(Dataset records)
* * *
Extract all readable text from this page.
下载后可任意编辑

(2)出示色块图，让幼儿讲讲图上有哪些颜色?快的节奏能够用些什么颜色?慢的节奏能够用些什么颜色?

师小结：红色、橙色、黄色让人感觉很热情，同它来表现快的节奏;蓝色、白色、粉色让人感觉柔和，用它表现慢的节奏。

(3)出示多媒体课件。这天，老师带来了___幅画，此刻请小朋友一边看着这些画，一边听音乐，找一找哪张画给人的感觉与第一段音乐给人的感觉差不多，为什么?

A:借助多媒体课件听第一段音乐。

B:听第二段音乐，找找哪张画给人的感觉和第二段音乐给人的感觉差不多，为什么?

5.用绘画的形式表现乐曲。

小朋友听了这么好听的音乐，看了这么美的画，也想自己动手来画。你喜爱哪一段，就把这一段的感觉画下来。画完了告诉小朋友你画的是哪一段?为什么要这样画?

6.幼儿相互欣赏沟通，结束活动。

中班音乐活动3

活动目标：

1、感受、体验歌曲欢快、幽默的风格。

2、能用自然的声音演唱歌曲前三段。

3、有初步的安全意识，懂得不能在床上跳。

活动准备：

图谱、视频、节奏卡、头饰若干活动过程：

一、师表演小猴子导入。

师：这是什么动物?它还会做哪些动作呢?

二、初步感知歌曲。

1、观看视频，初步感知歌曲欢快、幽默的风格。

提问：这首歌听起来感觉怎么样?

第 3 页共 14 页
* * *
Set problem: List the lines that contain the word "幽默的风格".

Complete response:
1、感受、体验歌曲欢快、幽默的风格。
1、观看视频，初步感知歌曲欢快、幽默的风格。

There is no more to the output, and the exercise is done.